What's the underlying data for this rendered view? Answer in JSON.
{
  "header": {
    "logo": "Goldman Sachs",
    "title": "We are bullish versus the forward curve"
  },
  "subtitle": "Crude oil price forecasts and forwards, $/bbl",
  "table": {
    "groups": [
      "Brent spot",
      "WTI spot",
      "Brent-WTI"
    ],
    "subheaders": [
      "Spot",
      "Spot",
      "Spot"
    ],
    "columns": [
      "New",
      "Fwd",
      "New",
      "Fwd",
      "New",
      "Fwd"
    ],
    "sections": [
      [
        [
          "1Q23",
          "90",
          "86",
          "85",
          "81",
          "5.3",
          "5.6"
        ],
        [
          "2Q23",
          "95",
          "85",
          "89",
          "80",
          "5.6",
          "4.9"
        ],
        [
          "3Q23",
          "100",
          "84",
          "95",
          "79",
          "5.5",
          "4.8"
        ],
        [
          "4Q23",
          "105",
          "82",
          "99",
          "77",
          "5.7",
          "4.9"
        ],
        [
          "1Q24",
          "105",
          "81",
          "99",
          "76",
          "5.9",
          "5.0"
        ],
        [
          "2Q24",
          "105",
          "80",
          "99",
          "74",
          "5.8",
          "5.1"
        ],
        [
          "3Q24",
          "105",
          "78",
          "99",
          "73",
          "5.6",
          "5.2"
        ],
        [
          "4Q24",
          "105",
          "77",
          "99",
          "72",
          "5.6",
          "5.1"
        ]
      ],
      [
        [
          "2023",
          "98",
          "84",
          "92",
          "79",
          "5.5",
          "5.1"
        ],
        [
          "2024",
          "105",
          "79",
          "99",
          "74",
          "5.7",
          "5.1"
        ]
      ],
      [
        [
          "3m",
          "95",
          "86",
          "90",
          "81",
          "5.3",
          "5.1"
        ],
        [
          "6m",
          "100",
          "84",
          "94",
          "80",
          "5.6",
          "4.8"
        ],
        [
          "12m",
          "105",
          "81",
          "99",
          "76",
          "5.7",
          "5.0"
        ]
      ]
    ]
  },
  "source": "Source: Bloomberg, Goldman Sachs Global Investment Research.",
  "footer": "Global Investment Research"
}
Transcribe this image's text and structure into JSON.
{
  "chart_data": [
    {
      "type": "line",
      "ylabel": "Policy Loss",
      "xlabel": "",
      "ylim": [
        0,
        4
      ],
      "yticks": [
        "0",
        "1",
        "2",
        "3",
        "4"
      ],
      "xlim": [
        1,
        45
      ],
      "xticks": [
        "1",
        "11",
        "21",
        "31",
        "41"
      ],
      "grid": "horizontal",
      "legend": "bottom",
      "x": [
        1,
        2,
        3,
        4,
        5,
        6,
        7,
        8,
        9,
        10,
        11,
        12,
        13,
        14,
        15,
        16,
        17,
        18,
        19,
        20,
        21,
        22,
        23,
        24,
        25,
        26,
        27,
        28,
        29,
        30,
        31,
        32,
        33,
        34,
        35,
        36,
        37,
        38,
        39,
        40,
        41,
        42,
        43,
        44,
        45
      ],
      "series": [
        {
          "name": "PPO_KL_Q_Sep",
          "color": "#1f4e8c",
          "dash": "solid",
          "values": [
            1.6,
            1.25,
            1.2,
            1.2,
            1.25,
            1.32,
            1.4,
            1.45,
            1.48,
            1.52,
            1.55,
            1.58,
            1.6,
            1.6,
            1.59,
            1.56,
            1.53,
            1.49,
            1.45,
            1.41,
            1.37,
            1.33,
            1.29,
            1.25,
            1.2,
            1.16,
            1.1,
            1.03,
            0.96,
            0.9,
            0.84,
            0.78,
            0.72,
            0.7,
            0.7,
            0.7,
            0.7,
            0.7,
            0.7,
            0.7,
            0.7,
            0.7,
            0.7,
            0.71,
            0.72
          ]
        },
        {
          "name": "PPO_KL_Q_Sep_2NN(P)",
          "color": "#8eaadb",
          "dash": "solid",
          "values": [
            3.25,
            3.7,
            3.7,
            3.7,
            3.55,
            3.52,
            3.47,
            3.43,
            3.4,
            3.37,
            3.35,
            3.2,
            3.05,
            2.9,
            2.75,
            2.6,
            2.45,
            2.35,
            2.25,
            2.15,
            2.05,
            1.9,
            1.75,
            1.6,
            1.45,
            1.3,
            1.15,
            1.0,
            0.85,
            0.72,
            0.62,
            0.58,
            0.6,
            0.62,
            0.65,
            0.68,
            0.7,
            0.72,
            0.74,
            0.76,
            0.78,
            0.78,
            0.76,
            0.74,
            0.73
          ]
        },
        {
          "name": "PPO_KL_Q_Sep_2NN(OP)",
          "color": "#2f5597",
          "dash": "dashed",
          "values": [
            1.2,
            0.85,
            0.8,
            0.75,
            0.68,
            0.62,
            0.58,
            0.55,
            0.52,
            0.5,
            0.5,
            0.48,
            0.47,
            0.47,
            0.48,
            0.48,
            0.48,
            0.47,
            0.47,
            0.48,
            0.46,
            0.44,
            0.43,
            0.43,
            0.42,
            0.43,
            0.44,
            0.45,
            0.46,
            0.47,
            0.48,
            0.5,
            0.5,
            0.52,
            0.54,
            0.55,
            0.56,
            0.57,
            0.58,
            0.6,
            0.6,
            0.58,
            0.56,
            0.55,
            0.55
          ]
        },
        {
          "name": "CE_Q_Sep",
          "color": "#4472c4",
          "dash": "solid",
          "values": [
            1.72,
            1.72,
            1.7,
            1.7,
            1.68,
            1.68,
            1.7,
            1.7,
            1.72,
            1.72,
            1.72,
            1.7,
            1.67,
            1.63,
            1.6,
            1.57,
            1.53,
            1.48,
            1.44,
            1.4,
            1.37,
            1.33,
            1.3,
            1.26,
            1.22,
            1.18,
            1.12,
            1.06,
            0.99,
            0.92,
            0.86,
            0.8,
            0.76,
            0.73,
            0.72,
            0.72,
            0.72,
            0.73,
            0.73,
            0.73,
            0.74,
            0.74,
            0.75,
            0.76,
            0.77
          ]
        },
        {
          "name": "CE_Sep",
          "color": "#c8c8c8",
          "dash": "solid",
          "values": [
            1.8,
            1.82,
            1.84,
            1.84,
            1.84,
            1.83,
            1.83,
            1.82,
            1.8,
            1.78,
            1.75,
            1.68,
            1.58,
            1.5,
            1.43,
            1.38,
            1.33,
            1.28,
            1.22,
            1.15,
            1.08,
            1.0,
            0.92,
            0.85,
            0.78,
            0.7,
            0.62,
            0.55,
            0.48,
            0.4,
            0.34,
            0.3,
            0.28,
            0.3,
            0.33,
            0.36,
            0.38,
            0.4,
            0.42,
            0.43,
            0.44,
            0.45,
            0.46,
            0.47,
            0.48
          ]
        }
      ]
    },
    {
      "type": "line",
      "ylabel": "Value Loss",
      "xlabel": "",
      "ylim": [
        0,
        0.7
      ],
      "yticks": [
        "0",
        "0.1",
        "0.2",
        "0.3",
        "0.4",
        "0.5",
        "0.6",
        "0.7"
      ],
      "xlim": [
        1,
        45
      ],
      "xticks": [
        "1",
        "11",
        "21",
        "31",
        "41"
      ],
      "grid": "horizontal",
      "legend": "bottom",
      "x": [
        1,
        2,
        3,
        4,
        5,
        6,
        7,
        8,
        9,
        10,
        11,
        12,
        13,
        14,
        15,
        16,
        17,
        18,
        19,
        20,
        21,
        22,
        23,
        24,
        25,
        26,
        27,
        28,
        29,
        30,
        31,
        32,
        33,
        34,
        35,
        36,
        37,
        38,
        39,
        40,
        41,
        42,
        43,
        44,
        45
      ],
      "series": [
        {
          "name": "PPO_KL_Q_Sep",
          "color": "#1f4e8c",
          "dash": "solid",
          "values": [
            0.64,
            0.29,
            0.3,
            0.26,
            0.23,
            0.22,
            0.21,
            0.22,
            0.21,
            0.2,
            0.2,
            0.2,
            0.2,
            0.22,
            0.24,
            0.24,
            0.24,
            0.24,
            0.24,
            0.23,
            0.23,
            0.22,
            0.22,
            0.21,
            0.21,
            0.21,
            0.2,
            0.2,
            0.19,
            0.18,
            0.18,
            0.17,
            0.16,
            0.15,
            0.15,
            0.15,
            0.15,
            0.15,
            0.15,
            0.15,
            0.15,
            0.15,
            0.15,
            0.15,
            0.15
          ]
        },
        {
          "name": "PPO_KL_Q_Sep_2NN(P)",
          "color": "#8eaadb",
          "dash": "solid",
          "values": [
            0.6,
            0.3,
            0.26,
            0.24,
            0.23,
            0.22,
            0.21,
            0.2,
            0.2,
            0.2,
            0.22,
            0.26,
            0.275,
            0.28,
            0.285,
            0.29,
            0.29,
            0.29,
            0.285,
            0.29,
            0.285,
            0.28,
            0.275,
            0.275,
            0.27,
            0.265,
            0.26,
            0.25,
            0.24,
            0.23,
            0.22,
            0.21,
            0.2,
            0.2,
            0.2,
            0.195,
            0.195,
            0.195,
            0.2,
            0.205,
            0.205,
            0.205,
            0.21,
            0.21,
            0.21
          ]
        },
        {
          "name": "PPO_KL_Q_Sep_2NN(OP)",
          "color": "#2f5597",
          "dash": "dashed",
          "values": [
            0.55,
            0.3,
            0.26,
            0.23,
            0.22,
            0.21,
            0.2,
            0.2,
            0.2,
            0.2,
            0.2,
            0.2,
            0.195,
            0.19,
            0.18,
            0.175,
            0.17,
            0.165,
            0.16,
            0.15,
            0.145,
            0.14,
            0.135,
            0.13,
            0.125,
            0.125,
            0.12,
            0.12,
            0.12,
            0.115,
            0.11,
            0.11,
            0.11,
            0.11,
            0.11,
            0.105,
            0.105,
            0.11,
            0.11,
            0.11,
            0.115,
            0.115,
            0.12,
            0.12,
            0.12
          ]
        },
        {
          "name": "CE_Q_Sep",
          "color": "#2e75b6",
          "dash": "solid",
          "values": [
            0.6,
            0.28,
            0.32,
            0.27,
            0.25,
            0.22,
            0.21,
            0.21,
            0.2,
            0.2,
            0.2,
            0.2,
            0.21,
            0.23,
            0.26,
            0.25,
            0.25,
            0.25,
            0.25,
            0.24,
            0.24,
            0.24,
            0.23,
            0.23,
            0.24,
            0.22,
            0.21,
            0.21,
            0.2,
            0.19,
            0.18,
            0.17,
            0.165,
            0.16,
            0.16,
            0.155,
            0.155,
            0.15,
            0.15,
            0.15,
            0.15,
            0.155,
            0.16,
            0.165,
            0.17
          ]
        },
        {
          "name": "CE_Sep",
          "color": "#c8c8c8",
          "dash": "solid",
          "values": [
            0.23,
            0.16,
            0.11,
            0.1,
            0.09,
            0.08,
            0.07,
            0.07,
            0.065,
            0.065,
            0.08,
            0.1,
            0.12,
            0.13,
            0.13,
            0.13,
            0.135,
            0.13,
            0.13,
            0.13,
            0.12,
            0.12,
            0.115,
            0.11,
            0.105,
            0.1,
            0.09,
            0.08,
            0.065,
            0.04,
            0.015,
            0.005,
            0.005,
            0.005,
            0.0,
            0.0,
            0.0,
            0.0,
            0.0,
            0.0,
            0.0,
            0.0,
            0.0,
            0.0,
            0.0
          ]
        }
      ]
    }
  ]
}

::::::::::

Work to complete: Filter for "Sachs". Return all lines that hold it.

The solution:
    "logo": "Goldman Sachs",
  "source": "Source: Bloomberg, Goldman Sachs Global Investment Research.",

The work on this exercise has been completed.